Restate the entries below word for word, omitting nothing.

[start of Records shown]

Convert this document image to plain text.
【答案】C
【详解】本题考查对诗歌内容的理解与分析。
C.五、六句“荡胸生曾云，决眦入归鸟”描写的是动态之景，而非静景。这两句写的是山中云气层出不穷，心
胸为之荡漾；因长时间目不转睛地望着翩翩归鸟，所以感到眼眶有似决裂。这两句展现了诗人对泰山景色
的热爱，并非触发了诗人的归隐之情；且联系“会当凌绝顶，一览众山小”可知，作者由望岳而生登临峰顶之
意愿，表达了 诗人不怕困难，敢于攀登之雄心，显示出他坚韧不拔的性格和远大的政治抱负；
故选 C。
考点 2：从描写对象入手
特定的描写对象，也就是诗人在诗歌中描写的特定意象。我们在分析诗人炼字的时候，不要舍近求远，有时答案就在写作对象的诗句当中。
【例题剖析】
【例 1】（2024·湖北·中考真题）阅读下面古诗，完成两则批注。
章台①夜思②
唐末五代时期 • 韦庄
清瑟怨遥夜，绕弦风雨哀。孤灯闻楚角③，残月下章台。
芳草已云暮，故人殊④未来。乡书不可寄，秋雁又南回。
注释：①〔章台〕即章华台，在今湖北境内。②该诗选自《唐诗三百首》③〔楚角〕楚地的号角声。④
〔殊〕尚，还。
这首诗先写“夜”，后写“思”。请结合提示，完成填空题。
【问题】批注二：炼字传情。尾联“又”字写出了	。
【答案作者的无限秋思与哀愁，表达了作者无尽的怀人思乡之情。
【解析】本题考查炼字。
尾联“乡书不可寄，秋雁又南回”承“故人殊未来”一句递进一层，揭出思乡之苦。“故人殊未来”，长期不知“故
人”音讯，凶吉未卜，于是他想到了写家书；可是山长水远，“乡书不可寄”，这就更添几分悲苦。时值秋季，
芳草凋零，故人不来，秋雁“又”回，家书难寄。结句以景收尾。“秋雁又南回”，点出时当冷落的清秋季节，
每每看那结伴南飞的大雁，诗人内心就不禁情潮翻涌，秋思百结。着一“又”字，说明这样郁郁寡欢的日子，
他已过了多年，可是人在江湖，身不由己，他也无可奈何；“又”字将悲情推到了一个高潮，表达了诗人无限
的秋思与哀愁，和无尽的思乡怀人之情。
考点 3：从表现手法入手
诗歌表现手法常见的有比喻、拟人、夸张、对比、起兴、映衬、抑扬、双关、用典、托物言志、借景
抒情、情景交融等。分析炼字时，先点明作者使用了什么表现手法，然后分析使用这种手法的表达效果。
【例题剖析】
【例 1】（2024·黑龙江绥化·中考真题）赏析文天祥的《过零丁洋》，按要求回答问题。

[end of Records shown]

## Output
Convert this document image to plain text.
【答案】C
【详解】本题考查对诗歌内容的理解与分析。
C.五、六句“荡胸生曾云，决眦入归鸟”描写的是动态之景，而非静景。这两句写的是山中云气层出不穷，心
胸为之荡漾；因长时间目不转睛地望着翩翩归鸟，所以感到眼眶有似决裂。这两句展现了诗人对泰山景色
的热爱，并非触发了诗人的归隐之情；且联系“会当凌绝顶，一览众山小”可知，作者由望岳而生登临峰顶之
意愿，表达了 诗人不怕困难，敢于攀登之雄心，显示出他坚韧不拔的性格和远大的政治抱负；
故选 C。
考点 2：从描写对象入手
特定的描写对象，也就是诗人在诗歌中描写的特定意象。我们在分析诗人炼字的时候，不要舍近求远，有时答案就在写作对象的诗句当中。
【例题剖析】
【例 1】（2024·湖北·中考真题）阅读下面古诗，完成两则批注。
章台①夜思②
唐末五代时期 • 韦庄
清瑟怨遥夜，绕弦风雨哀。孤灯闻楚角③，残月下章台。
芳草已云暮，故人殊④未来。乡书不可寄，秋雁又南回。
注释：①〔章台〕即章华台，在今湖北境内。②该诗选自《唐诗三百首》③〔楚角〕楚地的号角声。④
〔殊〕尚，还。
这首诗先写“夜”，后写“思”。请结合提示，完成填空题。
【问题】批注二：炼字传情。尾联“又”字写出了	。
【答案作者的无限秋思与哀愁，表达了作者无尽的怀人思乡之情。
【解析】本题考查炼字。
尾联“乡书不可寄，秋雁又南回”承“故人殊未来”一句递进一层，揭出思乡之苦。“故人殊未来”，长期不知“故
人”音讯，凶吉未卜，于是他想到了写家书；可是山长水远，“乡书不可寄”，这就更添几分悲苦。时值秋季，
芳草凋零，故人不来，秋雁“又”回，家书难寄。结句以景收尾。“秋雁又南回”，点出时当冷落的清秋季节，
每每看那结伴南飞的大雁，诗人内心就不禁情潮翻涌，秋思百结。着一“又”字，说明这样郁郁寡欢的日子，
他已过了多年，可是人在江湖，身不由己，他也无可奈何；“又”字将悲情推到了一个高潮，表达了诗人无限
的秋思与哀愁，和无尽的思乡怀人之情。
考点 3：从表现手法入手
诗歌表现手法常见的有比喻、拟人、夸张、对比、起兴、映衬、抑扬、双关、用典、托物言志、借景
抒情、情景交融等。分析炼字时，先点明作者使用了什么表现手法，然后分析使用这种手法的表达效果。
【例题剖析】
【例 1】（2024·黑龙江绥化·中考真题）赏析文天祥的《过零丁洋》，按要求回答问题。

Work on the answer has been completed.